→ Directions for this task: The listing below must be repeated word for word, with its images excluded.

** Start **

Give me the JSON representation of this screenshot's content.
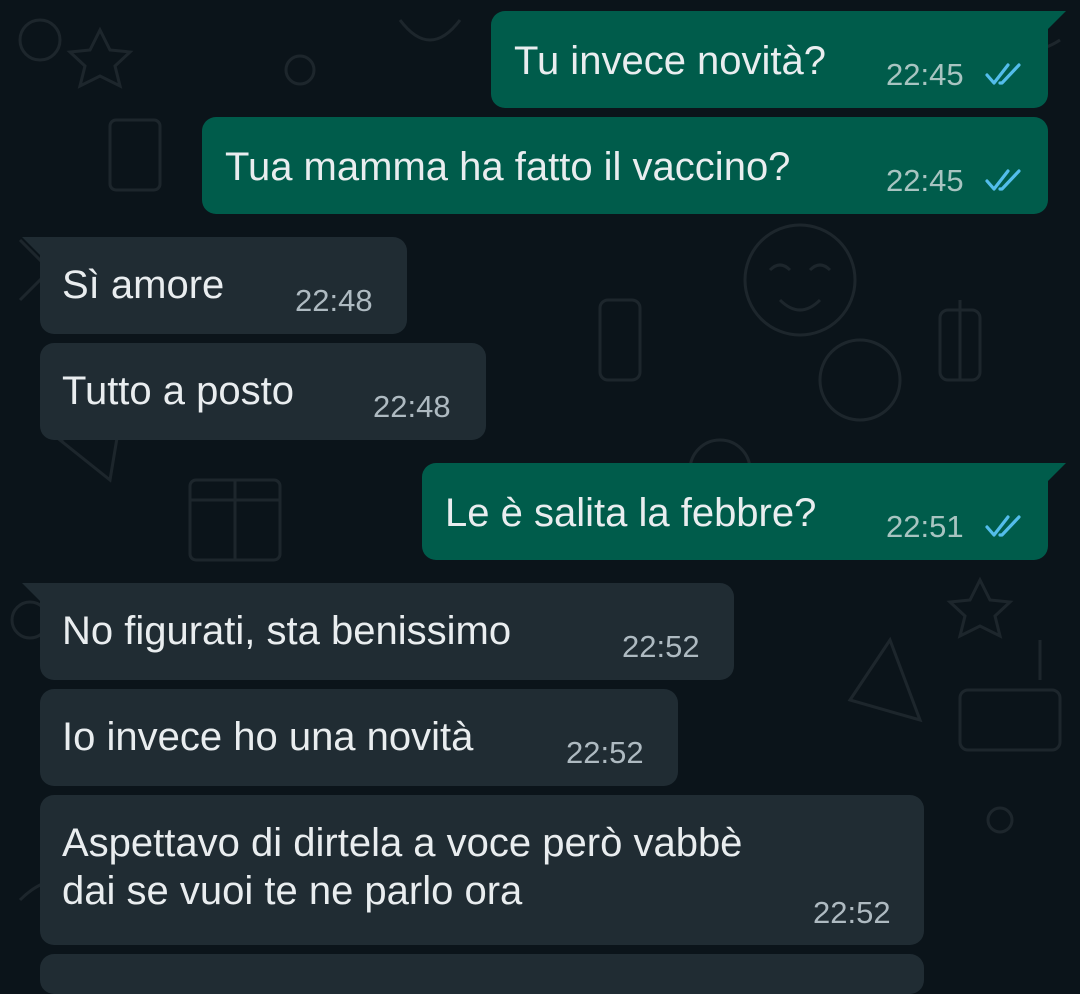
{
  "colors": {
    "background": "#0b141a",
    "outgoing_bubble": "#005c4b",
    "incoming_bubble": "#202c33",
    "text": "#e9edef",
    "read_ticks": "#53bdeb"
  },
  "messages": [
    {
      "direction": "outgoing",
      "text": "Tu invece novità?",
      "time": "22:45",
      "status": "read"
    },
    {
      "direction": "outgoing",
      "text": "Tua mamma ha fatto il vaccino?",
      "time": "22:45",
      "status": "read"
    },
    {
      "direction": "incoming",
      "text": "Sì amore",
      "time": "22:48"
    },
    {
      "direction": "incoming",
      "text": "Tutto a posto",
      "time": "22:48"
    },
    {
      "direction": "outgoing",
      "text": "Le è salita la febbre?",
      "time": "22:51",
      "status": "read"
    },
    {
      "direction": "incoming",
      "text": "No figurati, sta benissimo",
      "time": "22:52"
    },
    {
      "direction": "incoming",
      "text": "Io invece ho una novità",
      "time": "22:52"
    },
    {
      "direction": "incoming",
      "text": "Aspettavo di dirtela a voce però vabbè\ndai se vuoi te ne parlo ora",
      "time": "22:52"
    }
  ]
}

** End **

→ Written solution:
Give me the JSON representation of this screenshot's content.
{
  "colors": {
    "background": "#0b141a",
    "outgoing_bubble": "#005c4b",
    "incoming_bubble": "#202c33",
    "text": "#e9edef",
    "read_ticks": "#53bdeb"
  },
  "messages": [
    {
      "direction": "outgoing",
      "text": "Tu invece novità?",
      "time": "22:45",
      "status": "read"
    },
    {
      "direction": "outgoing",
      "text": "Tua mamma ha fatto il vaccino?",
      "time": "22:45",
      "status": "read"
    },
    {
      "direction": "incoming",
      "text": "Sì amore",
      "time": "22:48"
    },
    {
      "direction": "incoming",
      "text": "Tutto a posto",
      "time": "22:48"
    },
    {
      "direction": "outgoing",
      "text": "Le è salita la febbre?",
      "time": "22:51",
      "status": "read"
    },
    {
      "direction": "incoming",
      "text": "No figurati, sta benissimo",
      "time": "22:52"
    },
    {
      "direction": "incoming",
      "text": "Io invece ho una novità",
      "time": "22:52"
    },
    {
      "direction": "incoming",
      "text": "Aspettavo di dirtela a voce però vabbè\ndai se vuoi te ne parlo ora",
      "time": "22:52"
    }
  ]
}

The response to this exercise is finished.